● Do this:
In the data below, find every line with the string "screenshot" and pull it out.

● Source material:
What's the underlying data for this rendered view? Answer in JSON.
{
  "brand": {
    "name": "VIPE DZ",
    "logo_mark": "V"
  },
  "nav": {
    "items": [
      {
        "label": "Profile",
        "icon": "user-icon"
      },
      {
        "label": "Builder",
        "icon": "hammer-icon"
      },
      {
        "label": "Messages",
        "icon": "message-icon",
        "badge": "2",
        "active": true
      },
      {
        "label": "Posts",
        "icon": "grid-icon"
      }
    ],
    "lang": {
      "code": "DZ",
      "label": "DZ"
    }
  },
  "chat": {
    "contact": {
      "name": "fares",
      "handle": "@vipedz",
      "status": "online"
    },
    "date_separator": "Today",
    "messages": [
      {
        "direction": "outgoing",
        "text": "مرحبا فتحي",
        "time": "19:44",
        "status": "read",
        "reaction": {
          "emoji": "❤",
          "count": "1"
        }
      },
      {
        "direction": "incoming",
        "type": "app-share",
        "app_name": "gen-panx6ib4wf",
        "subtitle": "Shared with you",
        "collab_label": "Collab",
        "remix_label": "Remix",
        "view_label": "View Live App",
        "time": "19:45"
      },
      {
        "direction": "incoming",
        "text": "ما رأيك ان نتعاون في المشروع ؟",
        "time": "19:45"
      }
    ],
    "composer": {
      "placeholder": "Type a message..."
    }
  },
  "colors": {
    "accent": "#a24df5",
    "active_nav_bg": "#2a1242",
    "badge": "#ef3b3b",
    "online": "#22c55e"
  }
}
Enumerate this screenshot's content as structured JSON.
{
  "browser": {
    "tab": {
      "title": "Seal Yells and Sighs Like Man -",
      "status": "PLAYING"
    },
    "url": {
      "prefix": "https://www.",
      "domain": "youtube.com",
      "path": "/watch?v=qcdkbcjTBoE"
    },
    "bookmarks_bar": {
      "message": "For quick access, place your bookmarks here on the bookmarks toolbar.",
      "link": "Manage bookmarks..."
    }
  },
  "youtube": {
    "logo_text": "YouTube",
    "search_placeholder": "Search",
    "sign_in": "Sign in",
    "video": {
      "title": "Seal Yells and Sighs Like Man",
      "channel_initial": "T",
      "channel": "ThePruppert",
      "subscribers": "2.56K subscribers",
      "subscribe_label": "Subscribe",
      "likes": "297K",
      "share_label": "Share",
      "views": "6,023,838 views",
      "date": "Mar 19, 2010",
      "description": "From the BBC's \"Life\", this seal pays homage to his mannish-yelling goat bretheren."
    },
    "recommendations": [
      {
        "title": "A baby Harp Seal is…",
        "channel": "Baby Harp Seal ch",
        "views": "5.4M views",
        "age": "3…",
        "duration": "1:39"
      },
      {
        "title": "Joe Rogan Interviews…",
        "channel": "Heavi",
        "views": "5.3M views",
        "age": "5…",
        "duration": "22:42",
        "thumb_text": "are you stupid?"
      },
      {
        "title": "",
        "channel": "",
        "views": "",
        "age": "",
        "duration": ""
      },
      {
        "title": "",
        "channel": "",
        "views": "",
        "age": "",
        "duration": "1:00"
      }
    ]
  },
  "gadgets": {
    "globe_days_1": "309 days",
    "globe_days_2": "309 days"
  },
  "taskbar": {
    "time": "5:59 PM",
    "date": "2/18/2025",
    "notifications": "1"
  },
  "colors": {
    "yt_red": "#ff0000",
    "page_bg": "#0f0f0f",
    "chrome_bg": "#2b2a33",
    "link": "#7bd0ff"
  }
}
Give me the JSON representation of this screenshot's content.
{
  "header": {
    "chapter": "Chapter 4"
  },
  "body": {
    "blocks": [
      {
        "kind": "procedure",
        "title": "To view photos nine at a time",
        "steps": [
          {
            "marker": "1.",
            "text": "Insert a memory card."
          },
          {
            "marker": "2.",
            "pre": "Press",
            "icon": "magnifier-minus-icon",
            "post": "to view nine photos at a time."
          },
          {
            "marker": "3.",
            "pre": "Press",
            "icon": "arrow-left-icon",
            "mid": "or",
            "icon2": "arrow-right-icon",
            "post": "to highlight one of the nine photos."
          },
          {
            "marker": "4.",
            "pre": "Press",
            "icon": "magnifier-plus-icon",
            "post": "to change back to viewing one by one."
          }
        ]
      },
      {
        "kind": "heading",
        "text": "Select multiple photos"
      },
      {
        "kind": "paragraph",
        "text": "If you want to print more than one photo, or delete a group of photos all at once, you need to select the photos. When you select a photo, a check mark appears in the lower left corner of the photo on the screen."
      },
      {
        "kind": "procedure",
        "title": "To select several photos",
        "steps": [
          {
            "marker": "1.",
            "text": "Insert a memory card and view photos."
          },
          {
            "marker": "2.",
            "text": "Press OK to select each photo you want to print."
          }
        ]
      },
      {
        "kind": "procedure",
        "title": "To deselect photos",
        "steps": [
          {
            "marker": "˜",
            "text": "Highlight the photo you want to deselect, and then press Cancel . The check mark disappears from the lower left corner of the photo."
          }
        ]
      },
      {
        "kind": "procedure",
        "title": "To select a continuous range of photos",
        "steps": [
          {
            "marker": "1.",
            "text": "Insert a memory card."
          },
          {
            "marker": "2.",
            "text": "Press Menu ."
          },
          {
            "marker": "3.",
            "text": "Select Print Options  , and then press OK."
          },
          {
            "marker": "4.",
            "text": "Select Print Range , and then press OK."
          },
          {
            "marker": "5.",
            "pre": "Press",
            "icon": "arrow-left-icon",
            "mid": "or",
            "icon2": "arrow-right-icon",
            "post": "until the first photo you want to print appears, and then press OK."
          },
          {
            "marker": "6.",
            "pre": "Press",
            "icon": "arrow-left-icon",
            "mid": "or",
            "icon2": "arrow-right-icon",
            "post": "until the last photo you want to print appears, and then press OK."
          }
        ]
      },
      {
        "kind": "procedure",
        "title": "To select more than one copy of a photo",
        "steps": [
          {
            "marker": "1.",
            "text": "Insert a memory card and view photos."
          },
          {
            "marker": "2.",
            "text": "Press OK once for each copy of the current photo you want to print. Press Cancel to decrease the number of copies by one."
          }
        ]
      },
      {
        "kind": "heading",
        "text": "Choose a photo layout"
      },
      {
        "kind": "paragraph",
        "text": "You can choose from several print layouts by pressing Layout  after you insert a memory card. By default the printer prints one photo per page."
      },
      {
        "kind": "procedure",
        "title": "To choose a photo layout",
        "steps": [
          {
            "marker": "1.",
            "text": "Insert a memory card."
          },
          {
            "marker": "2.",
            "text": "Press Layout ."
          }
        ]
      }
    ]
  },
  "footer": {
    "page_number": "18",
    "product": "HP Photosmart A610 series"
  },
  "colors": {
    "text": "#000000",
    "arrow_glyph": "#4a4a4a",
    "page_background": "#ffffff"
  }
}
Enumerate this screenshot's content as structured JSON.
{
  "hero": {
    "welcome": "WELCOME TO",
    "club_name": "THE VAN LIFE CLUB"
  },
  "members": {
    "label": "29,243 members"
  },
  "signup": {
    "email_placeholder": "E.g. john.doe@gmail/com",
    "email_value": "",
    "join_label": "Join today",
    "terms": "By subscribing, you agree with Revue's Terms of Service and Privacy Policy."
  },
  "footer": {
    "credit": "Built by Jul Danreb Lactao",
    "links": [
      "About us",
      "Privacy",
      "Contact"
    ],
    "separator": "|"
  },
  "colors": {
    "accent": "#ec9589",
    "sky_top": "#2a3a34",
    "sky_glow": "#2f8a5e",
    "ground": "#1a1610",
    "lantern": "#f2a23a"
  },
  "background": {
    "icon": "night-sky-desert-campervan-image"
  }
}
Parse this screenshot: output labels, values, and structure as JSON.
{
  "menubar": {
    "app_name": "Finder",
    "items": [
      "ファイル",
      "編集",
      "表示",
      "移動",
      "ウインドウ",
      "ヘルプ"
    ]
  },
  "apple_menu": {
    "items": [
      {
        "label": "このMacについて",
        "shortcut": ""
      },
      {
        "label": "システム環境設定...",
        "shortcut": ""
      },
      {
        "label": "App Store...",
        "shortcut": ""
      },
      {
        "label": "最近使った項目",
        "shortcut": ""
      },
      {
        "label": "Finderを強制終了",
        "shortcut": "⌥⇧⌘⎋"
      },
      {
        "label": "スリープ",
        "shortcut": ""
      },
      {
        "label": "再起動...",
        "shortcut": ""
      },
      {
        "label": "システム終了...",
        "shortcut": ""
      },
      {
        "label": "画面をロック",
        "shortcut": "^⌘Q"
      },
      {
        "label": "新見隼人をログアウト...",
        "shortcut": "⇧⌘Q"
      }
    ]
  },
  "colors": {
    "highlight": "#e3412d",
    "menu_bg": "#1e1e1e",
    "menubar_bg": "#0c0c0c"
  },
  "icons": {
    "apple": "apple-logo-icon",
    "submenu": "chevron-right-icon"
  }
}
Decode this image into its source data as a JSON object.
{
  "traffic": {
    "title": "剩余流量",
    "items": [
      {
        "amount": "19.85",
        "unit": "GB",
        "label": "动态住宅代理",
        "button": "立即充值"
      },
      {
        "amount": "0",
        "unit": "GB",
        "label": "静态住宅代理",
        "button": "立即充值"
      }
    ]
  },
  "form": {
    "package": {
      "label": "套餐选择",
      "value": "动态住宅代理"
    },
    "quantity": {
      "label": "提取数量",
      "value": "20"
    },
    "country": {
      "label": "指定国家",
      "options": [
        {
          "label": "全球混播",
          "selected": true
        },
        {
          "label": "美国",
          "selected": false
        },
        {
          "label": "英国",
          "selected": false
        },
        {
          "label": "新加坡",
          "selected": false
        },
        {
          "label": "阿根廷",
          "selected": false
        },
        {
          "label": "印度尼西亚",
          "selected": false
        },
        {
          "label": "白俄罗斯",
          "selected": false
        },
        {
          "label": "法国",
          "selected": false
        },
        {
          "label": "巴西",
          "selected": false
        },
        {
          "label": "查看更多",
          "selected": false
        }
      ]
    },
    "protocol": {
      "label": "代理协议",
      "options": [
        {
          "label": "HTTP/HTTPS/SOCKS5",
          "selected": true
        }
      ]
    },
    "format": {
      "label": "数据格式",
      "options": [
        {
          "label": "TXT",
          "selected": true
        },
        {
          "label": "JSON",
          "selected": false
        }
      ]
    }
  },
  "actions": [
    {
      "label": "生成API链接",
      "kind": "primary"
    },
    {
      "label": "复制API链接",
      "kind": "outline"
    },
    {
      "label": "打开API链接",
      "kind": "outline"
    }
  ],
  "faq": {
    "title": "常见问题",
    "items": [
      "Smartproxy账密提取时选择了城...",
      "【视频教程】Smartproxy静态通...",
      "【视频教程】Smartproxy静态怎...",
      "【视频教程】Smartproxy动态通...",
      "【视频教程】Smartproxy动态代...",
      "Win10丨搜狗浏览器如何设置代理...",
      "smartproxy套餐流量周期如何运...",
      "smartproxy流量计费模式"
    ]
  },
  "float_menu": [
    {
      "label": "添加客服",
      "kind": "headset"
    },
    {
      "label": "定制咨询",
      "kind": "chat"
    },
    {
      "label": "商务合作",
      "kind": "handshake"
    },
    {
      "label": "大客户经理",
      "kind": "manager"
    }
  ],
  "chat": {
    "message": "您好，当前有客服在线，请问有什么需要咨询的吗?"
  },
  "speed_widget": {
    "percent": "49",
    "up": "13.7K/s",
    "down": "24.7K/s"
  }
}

● Reply to the exercise:
Enumerate this screenshot's content as structured JSON.
Give me the JSON representation of this screenshot's content.
Enumerate this screenshot's content as structured JSON.
Parse this screenshot: output labels, values, and structure as JSON.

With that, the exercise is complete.